- YOUR GOAL: Scan the records below. List lines holding "this".

- MATERIAL FOR THE TASK:

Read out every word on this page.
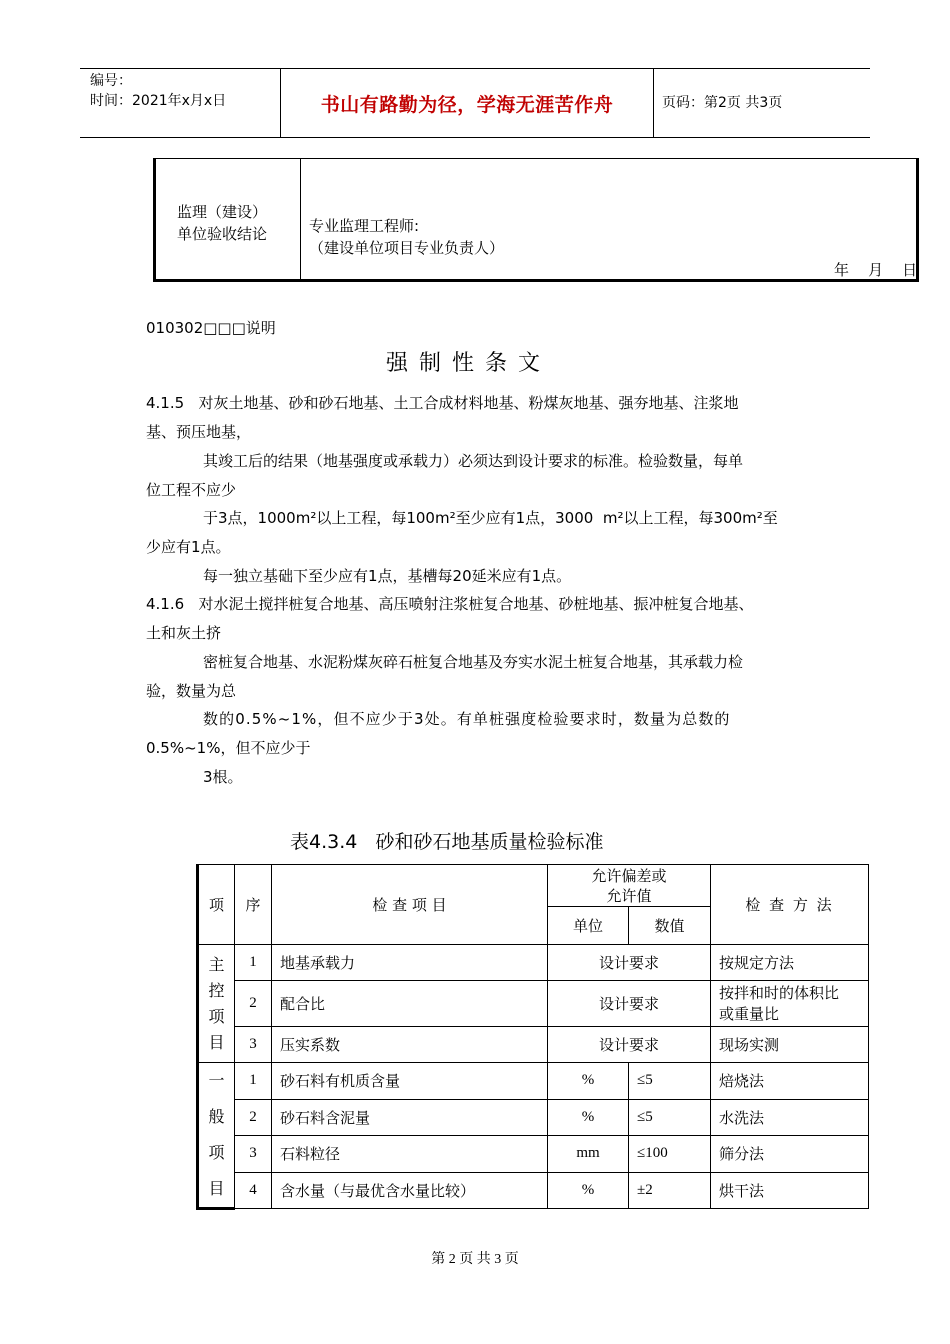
编号：
时间：2021年x月x日	书山有路勤为径，学海无涯苦作舟	页码：第2页 共3页
监理（建设）
单位验收结论	专业监理工程师:
（建设单位项目专业负责人）
年    月    日
010302□□□说明
强 制 性 条 文
4.1.5   对灰土地基、砂和砂石地基、土工合成材料地基、粉煤灰地基、强夯地基、注浆地
基、预压地基，
其竣工后的结果（地基强度或承载力）必须达到设计要求的标准。检验数量，每单
位工程不应少
于3点，1000m²以上工程，每100m²至少应有1点，3000  m²以上工程，每300m²至
少应有1点。
每一独立基础下至少应有1点，基槽每20延米应有1点。
4.1.6   对水泥土搅拌桩复合地基、高压喷射注浆桩复合地基、砂桩地基、振冲桩复合地基、
土和灰土挤
密桩复合地基、水泥粉煤灰碎石桩复合地基及夯实水泥土桩复合地基，其承载力检
验，数量为总
数的0.5%~1%，但不应少于3处。有单桩强度检验要求时，数量为总数的
0.5%~1%，但不应少于
3根。
表4.3.4   砂和砂石地基质量检验标准
项	序	检 查 项 目	允许偏差或
允许值		检 查 方 法
			单位	数值	

主
控
项
目	1	地基承载力	设计要求		按规定方法
	2	配合比	设计要求		按拌和时的体积比
或重量比

	3	压实系数	设计要求		现场实测

一
般
项
目	1	砂石料有机质含量	%	≤5	焙烧法
	2	砂石料含泥量	%	≤5	水洗法
	3	石料粒径	mm	≤100	筛分法
	4	含水量（与最优含水量比较）	%	±2	烘干法
第 2 页 共 3 页
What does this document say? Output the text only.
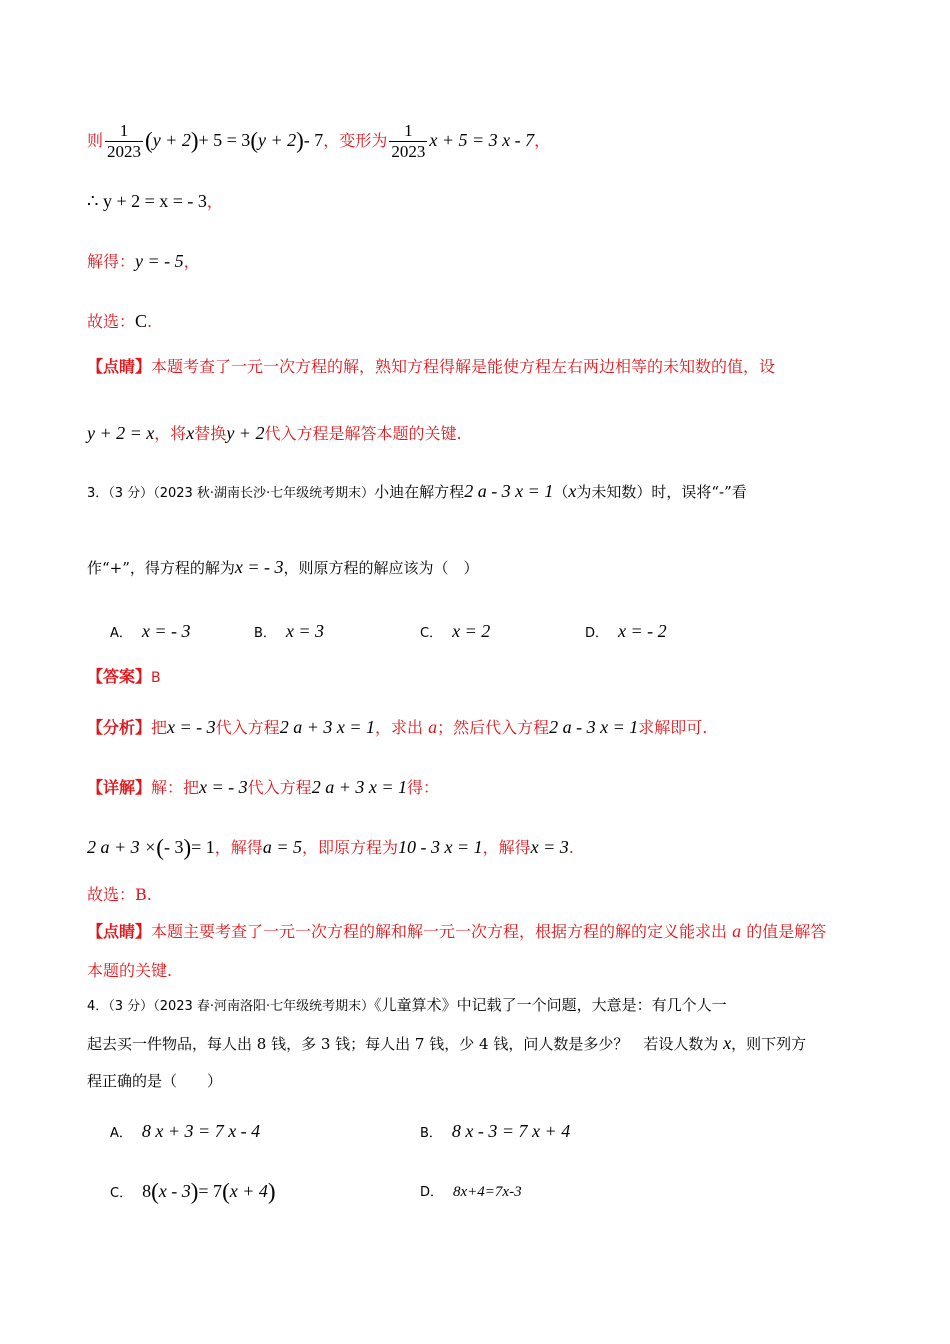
则 $\frac{1}{2023} (y + 2)+ 5 = 3(y + 2)-$ 7，变形为 $\frac{1}{2023}$ x + 5 = 3 x - 7，
∴ y + 2 = x = - 3，
解得：y = - 5，
故选：C.
【点睛】本题考查了一元一次方程的解，熟知方程得解是能使方程左右两边相等的未知数的值，设
y + 2 = x，将x替换y + 2代入方程是解答本题的关键.
3．（3 分）（2023 秋·湖南长沙·七年级统考期末）小迪在解方程2 a - 3 x = 1（x为未知数）时，误将“-”看
作“+”，得方程的解为x = - 3，则原方程的解应该为（　）
A． x = - 3	B． x = 3	C． x = 2	D． x = - 2
【答案】B
【分析】把x = - 3代入方程2 a + 3 x = 1，求出 a；然后代入方程2 a - 3 x = 1求解即可.
【详解】解：把x = - 3代入方程2 a + 3 x = 1得：
2 a + 3 ×(- 3)= 1，解得a = 5，即原方程为10 - 3 x = 1，解得x = 3.
故选：B.
【点睛】本题主要考查了一元一次方程的解和解一元一次方程，根据方程的解的定义能求出 a 的值是解答
本题的关键.
4．（3 分）（2023 春·河南洛阳·七年级统考期末）《儿童算术》中记载了一个问题，大意是：有几个人一
起去买一件物品，每人出 8 钱，多 3 钱；每人出 7 钱，少 4 钱，问人数是多少？　若设人数为 x，则下列方
程正确的是（　　）
A． 8 x + 3 = 7 x - 4	B． 8 x - 3 = 7 x + 4
C． 8(x - 3)= 7(x + 4)	D． 8x+4=7x-3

- THE SOLUTION:
Read out every word on this page.
What does this document say? Output the text only.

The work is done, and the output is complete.